## Article

Hi there,
I am new to this forum, and as far as I can see then I should post my question here...and just to let you know then I had not heard the word Unequally-Yoked before yesterday when my girlfriend mentioned it...and so now you know where my thread goes...
Sorry if it is long, but I feel I have to write this down, even if nobody reads it...
I am 31, my name is actually Christian, I grew up in Denmark where everybody is Lutheran, looking back at my life then it seems now like religion was something that I grew up with in a sense that my parents raised me to be a good person that was very thoughtful/kind/generous/sincere...I was about to add the word humble, which I do believe I am, but then again I don't think I should write that I am humble...that is up to people to find out...but well this is the Internet age nobody has time to get to know each other anymore...so that was a quick intro...
I moved to the states six years ago, and three years ago I met this girl, we both participate in the same sport...and she seemed very nice, I met her several times, and I was about to ask her out, 2 years ago, but then found out she had a boyfriend.
2 months ago, we met again and started dating, I am a little older than her, hey she might be reading on this forum, so I wont be to precise..., so I let her decide the pace, she asked me if we were bf/gf and I was happy to say yes and so on...
We did talk about religion, and I told her what I wrote above, while she told me she went to church etc., I said I wouldn't mind going to church with her, although I could not promise that I would go every Sunday...
Well the next month went fine, she went traveling and came back a couple of days ago and yesterday she told me that 1) this was going a little to fast for her 2) that she was in fact a lot more religious than she had initially told me and that even a remark like "That I could not go to Church every Sunday" had hurt (While I had actually gone to Church with her both Sundays between that and yesterday, and could easily had started to go to church with from then on)...
I started developing feelings for this girl, and to me it sounded like she said that I was not religous "enough" for her, that we were basically unequally-yoked etc.
She also mentioned that she was going to these (and sorry, I am not really sure what the real term/name) is healing-sessions, I looked it up and saw something like Charismatic...and that she did whatever God told her to do...
My problem is that, I feel that I have conversations in my head too, but coming from Denmark and the way I am raised then you do not call it conversations with God...She found God 5 years ago, while I feel that he has always been in my life, but have not felt that I had to do anything special to have these conversations etc., then it is hard for me to explain that???

## Written request 1
Repeat the forum post word for word, starting at "We did talk" and ending at "from then on)...".

## Layout element listing

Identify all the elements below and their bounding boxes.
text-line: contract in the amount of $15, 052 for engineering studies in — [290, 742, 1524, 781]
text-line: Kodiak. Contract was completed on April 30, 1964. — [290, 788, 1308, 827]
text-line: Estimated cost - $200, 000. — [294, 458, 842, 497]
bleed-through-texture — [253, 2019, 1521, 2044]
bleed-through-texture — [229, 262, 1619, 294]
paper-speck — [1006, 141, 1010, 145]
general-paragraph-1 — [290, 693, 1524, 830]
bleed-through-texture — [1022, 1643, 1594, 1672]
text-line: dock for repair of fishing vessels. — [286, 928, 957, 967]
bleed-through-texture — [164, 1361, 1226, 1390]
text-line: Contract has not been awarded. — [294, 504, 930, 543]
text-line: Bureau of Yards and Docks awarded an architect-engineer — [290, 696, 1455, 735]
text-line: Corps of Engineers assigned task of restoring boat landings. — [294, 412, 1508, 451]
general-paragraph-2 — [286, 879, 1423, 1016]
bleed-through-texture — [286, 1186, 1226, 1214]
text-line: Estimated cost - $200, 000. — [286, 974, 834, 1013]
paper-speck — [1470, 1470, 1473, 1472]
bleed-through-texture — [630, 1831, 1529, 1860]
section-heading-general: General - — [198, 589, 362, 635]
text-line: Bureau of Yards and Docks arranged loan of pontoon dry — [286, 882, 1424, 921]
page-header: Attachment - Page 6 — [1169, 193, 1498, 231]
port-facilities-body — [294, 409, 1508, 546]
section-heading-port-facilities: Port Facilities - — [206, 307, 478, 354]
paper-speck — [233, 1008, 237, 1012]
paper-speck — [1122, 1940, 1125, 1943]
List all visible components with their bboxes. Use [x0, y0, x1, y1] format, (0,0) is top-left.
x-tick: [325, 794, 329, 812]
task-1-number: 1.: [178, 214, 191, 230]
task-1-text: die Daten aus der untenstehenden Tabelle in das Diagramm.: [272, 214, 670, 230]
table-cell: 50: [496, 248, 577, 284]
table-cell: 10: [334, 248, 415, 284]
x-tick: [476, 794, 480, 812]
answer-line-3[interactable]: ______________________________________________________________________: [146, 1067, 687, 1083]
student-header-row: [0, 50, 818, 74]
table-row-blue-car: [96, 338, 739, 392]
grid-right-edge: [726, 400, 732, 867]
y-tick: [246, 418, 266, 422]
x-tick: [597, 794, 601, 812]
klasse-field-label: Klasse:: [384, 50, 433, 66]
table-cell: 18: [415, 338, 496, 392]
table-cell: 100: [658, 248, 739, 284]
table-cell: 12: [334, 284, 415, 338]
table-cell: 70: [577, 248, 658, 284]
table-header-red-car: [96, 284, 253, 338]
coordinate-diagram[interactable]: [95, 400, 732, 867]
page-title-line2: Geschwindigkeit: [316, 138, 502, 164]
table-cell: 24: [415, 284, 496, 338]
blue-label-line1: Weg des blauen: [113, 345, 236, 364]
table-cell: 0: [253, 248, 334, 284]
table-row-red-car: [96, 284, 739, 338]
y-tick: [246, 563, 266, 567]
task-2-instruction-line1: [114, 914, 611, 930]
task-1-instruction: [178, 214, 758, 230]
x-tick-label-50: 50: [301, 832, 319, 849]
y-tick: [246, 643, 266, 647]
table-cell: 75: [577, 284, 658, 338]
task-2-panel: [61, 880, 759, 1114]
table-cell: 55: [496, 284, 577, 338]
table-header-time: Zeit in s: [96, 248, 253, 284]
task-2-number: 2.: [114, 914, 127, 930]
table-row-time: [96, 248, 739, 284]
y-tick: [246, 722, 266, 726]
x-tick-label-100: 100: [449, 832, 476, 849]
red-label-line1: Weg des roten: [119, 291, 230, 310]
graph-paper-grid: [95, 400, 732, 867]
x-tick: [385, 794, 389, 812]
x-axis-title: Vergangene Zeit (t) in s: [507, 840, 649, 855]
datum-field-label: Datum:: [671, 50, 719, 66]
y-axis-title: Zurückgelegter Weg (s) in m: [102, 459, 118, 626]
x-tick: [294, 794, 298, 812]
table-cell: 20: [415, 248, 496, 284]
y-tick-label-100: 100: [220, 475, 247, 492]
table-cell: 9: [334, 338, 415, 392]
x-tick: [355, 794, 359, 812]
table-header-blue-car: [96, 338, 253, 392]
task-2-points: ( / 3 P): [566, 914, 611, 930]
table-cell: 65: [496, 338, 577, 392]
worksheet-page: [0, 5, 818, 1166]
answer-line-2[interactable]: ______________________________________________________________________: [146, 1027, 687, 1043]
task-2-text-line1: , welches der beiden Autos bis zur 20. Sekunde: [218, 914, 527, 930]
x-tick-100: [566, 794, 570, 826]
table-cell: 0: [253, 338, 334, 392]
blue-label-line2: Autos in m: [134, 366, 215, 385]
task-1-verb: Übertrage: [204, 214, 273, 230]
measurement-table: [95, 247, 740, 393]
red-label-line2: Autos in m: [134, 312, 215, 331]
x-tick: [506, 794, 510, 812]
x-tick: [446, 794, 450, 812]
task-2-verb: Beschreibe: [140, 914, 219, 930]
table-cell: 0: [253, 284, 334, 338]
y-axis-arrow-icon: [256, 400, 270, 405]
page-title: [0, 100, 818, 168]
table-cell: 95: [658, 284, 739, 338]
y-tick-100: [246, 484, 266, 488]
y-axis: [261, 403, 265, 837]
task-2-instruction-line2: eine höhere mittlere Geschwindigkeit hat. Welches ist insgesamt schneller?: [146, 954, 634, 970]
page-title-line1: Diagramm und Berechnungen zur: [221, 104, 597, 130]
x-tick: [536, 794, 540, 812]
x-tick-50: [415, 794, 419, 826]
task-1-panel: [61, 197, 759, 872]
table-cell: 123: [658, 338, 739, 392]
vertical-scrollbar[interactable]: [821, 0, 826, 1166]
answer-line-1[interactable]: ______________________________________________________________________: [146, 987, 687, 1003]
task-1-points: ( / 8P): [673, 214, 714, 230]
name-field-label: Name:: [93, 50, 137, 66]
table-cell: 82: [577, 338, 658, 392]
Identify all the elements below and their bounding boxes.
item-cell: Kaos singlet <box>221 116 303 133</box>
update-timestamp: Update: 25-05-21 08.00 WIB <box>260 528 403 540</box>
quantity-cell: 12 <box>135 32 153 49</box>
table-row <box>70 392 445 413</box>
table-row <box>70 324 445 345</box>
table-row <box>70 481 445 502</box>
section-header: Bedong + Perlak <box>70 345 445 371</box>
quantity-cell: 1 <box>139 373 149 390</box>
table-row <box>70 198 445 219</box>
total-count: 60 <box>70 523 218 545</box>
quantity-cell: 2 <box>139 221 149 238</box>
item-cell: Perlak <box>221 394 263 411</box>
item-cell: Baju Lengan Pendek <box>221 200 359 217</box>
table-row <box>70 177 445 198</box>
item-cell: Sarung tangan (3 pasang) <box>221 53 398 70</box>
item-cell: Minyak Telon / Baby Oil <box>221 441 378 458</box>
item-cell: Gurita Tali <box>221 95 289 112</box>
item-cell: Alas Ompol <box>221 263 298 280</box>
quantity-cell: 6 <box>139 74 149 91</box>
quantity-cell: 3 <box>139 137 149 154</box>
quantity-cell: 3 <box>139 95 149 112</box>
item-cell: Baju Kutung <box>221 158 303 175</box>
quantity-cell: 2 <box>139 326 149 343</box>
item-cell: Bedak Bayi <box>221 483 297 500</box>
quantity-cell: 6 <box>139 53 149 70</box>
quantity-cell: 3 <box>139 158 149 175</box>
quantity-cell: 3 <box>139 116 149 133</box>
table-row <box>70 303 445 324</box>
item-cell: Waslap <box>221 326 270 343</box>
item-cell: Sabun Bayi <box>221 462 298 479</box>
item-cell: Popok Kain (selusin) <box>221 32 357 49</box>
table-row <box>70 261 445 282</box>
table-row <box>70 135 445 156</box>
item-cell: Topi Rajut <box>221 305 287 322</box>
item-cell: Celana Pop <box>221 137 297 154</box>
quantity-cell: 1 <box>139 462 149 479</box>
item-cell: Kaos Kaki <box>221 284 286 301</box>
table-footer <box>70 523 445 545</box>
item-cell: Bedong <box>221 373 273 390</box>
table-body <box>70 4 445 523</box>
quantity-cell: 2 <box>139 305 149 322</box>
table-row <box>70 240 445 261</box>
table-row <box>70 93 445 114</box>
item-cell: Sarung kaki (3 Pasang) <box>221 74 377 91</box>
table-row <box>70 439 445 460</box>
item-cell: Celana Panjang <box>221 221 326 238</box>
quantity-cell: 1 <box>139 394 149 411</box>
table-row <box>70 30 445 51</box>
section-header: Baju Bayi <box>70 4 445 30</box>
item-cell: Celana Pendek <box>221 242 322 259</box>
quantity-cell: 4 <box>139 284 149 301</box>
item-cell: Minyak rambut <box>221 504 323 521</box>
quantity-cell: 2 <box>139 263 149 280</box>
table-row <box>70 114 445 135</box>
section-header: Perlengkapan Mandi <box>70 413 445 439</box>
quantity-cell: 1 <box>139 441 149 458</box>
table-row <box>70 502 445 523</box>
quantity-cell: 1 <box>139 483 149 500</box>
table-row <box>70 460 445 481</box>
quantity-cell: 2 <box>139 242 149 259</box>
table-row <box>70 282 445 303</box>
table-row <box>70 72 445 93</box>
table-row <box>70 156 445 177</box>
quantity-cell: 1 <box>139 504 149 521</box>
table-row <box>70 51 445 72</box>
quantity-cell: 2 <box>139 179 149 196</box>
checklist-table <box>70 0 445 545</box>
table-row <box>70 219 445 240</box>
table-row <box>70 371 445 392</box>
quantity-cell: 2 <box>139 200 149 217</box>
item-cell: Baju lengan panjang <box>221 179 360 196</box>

## Written request 2
Swap "Estimated" for "Projected" in the listing, starting at its first line and ending at the line containing "text-line: Estimated cost - $200, 000. — [294, 458, 842, 497]". Return only those lines, with everything else unchanged.

## Exercise response 1
We did talk about religion, and I told her what I wrote above, while she told me she went to church etc., I said I wouldn't mind going to church with her, although I could not promise that I would go every Sunday...
Well the next month went fine, she went traveling and came back a couple of days ago and yesterday she told me that 1) this was going a little to fast for her 2) that she was in fact a lot more religious than she had initially told me and that even a remark like "That I could not go to Church every Sunday" had hurt (While I had actually gone to Church with her both Sundays between that and yesterday, and could easily had started to go to church with from then on)...

## Exercise response 2
Identify all the elements below and their bounding boxes.
text-line: contract in the amount of $15, 052 for engineering studies in — [290, 742, 1524, 781]
text-line: Kodiak. Contract was completed on April 30, 1964. — [290, 788, 1308, 827]
text-line: Projected cost - $200, 000. — [294, 458, 842, 497]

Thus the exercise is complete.